* The request: List each line in which the string "labels" appears.

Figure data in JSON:
## start

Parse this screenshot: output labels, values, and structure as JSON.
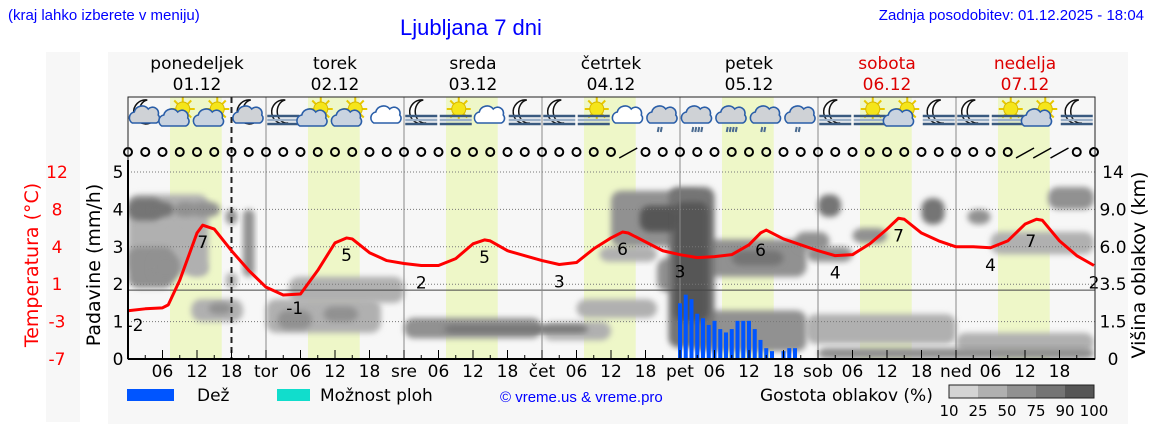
{
  "header": {
    "menu_hint": "(kraj lahko izberete v meniju)",
    "title": "Ljubljana 7 dni",
    "updated": "Zadnja posodobitev: 01.12.2025 - 18:04"
  },
  "colors": {
    "temperature": "#ff0000",
    "rain": "#0055ff",
    "showers": "#11ddcc",
    "daylight": "#eef7c8",
    "link": "#0000ff",
    "weekend": "#dd0000"
  },
  "chart_data": {
    "type": "line",
    "days": [
      {
        "name": "ponedeljek",
        "date": "01.12",
        "short": "",
        "weekend": false
      },
      {
        "name": "torek",
        "date": "02.12",
        "short": "tor",
        "weekend": false
      },
      {
        "name": "sreda",
        "date": "03.12",
        "short": "sre",
        "weekend": false
      },
      {
        "name": "četrtek",
        "date": "04.12",
        "short": "čet",
        "weekend": false
      },
      {
        "name": "petek",
        "date": "05.12",
        "short": "pet",
        "weekend": false
      },
      {
        "name": "sobota",
        "date": "06.12",
        "short": "sob",
        "weekend": true
      },
      {
        "name": "nedelja",
        "date": "07.12",
        "short": "ned",
        "weekend": true
      }
    ],
    "hour_ticks": [
      "06",
      "12",
      "18"
    ],
    "current_time_hour": 18,
    "daylight_hours": [
      7.3,
      16.3
    ],
    "axes": {
      "temperature": {
        "label": "Temperatura (°C)",
        "ticks": [
          "12",
          "8",
          "4",
          "1",
          "-3",
          "-7"
        ],
        "range": [
          -7,
          12
        ]
      },
      "precipitation": {
        "label": "Padavine (mm/h)",
        "ticks": [
          "0",
          "1",
          "2",
          "3",
          "4",
          "5"
        ],
        "range": [
          0,
          5
        ]
      },
      "cloud_height": {
        "label": "Višina oblakov (km)",
        "ticks": [
          "0",
          "1.5",
          "3.5",
          "6.0",
          "9.0",
          "14"
        ]
      }
    },
    "temperature": {
      "hours": [
        0,
        3,
        6,
        7,
        9,
        12,
        13,
        15,
        18,
        21,
        24,
        27,
        30,
        33,
        36,
        38,
        39,
        42,
        45,
        48,
        51,
        54,
        57,
        60,
        62,
        63,
        66,
        69,
        72,
        75,
        78,
        81,
        84,
        86,
        87,
        90,
        93,
        96,
        99,
        102,
        105,
        108,
        110,
        111,
        114,
        117,
        120,
        123,
        126,
        129,
        132,
        134,
        135,
        138,
        141,
        144,
        147,
        150,
        153,
        156,
        158,
        159,
        162,
        165,
        168
      ],
      "values": [
        -2.1,
        -1.9,
        -1.8,
        -1.5,
        1.0,
        5.8,
        6.6,
        6.2,
        4.0,
        2.0,
        0.3,
        -0.5,
        -0.4,
        2.0,
        4.8,
        5.3,
        5.2,
        3.8,
        3.0,
        2.7,
        2.5,
        2.5,
        3.2,
        4.7,
        5.1,
        5.0,
        4.0,
        3.5,
        3.0,
        2.6,
        2.8,
        4.2,
        5.3,
        5.9,
        5.8,
        4.9,
        4.0,
        3.6,
        3.3,
        3.4,
        3.6,
        4.6,
        5.8,
        6.1,
        5.2,
        4.6,
        4.0,
        3.5,
        3.6,
        4.7,
        6.2,
        7.3,
        7.2,
        5.8,
        5.0,
        4.4,
        4.4,
        4.3,
        5.0,
        6.7,
        7.2,
        7.1,
        5.0,
        3.5,
        2.5
      ],
      "labels": [
        {
          "hour": 0,
          "text": "-2"
        },
        {
          "hour": 13,
          "text": "7"
        },
        {
          "hour": 29,
          "text": "-1"
        },
        {
          "hour": 38,
          "text": "5"
        },
        {
          "hour": 51,
          "text": "2"
        },
        {
          "hour": 62,
          "text": "5"
        },
        {
          "hour": 75,
          "text": "3"
        },
        {
          "hour": 86,
          "text": "6"
        },
        {
          "hour": 96,
          "text": "3"
        },
        {
          "hour": 110,
          "text": "6"
        },
        {
          "hour": 123,
          "text": "4"
        },
        {
          "hour": 134,
          "text": "7"
        },
        {
          "hour": 150,
          "text": "4"
        },
        {
          "hour": 157,
          "text": "7"
        },
        {
          "hour": 168,
          "text": "2"
        }
      ]
    },
    "precipitation": {
      "start_hour": 96,
      "values_mm_h": [
        1.49,
        1.72,
        1.6,
        1.21,
        1.09,
        0.91,
        1.02,
        0.8,
        0.71,
        0.8,
        1.02,
        1.02,
        1.02,
        0.8,
        0.51,
        0.29,
        0.21,
        0,
        0.21,
        0.29,
        0.29
      ]
    },
    "cloud_density": [
      [
        0,
        14,
        2.3,
        4.4,
        40
      ],
      [
        0,
        6,
        3.7,
        4.3,
        75
      ],
      [
        4,
        8,
        3.8,
        4.2,
        80
      ],
      [
        8,
        12,
        3.8,
        4.2,
        70
      ],
      [
        11,
        16,
        3.8,
        4.2,
        60
      ],
      [
        0,
        8,
        1.9,
        3.0,
        50
      ],
      [
        4,
        9,
        2.1,
        2.8,
        65
      ],
      [
        7,
        9,
        2.8,
        3.4,
        45
      ],
      [
        10,
        14,
        2.2,
        2.6,
        40
      ],
      [
        11,
        20,
        1.0,
        1.6,
        40
      ],
      [
        14,
        18,
        1.2,
        1.5,
        60
      ],
      [
        17,
        19,
        3.6,
        4.0,
        70
      ],
      [
        20,
        22,
        2.2,
        4.0,
        60
      ],
      [
        17,
        19,
        1.9,
        2.3,
        45
      ],
      [
        24,
        44,
        0.7,
        1.6,
        35
      ],
      [
        26,
        32,
        0.8,
        1.3,
        60
      ],
      [
        28,
        48,
        1.5,
        2.2,
        30
      ],
      [
        34,
        40,
        1.0,
        1.4,
        55
      ],
      [
        48,
        72,
        0.55,
        1.1,
        50
      ],
      [
        55,
        80,
        0.7,
        0.9,
        75
      ],
      [
        72,
        84,
        0.5,
        1.0,
        45
      ],
      [
        78,
        92,
        1.1,
        1.6,
        35
      ],
      [
        84,
        100,
        3.0,
        4.5,
        70
      ],
      [
        89,
        96,
        3.4,
        4.1,
        90
      ],
      [
        94,
        102,
        0.3,
        4.6,
        85
      ],
      [
        95,
        101,
        1.0,
        4.2,
        100
      ],
      [
        92,
        98,
        1.8,
        2.7,
        70
      ],
      [
        82,
        92,
        2.6,
        3.0,
        40
      ],
      [
        100,
        118,
        2.2,
        3.2,
        55
      ],
      [
        105,
        114,
        2.5,
        2.9,
        75
      ],
      [
        98,
        118,
        0.2,
        1.3,
        55
      ],
      [
        118,
        144,
        0.4,
        1.2,
        40
      ],
      [
        118,
        126,
        2.6,
        3.0,
        55
      ],
      [
        120,
        124,
        3.8,
        4.4,
        85
      ],
      [
        116,
        122,
        2.9,
        3.4,
        60
      ],
      [
        126,
        132,
        3.1,
        3.5,
        50
      ],
      [
        138,
        142,
        3.6,
        4.3,
        75
      ],
      [
        146,
        150,
        3.6,
        4.0,
        50
      ],
      [
        120,
        168,
        0.0,
        0.3,
        70
      ],
      [
        144,
        168,
        0.2,
        0.7,
        45
      ],
      [
        160,
        168,
        4.0,
        4.6,
        65
      ],
      [
        150,
        168,
        2.8,
        3.4,
        30
      ]
    ],
    "weather_icons": [
      "moon-cloud",
      "sun-cloud",
      "sun-cloud",
      "moon-cloud",
      "moon-fog",
      "sun-cloud",
      "sun-cloud",
      "cloud",
      "moon-fog",
      "sun-fog",
      "cloud",
      "moon-fog",
      "moon-fog",
      "sun-fog",
      "cloud",
      "cloud-light-rain",
      "cloud-heavy-rain",
      "cloud-heavy-rain",
      "cloud-light-rain",
      "cloud-light-rain",
      "moon-fog",
      "sun-fog",
      "sun-cloud",
      "moon-fog",
      "moon-fog",
      "sun-fog",
      "sun-cloud",
      "moon-fog"
    ],
    "wind_barb_hours": [
      87,
      156,
      159,
      162
    ]
  },
  "legend": {
    "rain": "Dež",
    "showers": "Možnost ploh",
    "copyright": "© vreme.us & vreme.pro",
    "cloud_density_label": "Gostota oblakov (%)",
    "cloud_density_ticks": [
      "10",
      "25",
      "50",
      "75",
      "90",
      "100"
    ],
    "cloud_density_colors": [
      "#d4d4d4",
      "#b0b0b0",
      "#919191",
      "#747474",
      "#565656"
    ]
  }
}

## end

* Written answer:
Parse this screenshot: output labels, values, and structure as JSON.
      "labels": [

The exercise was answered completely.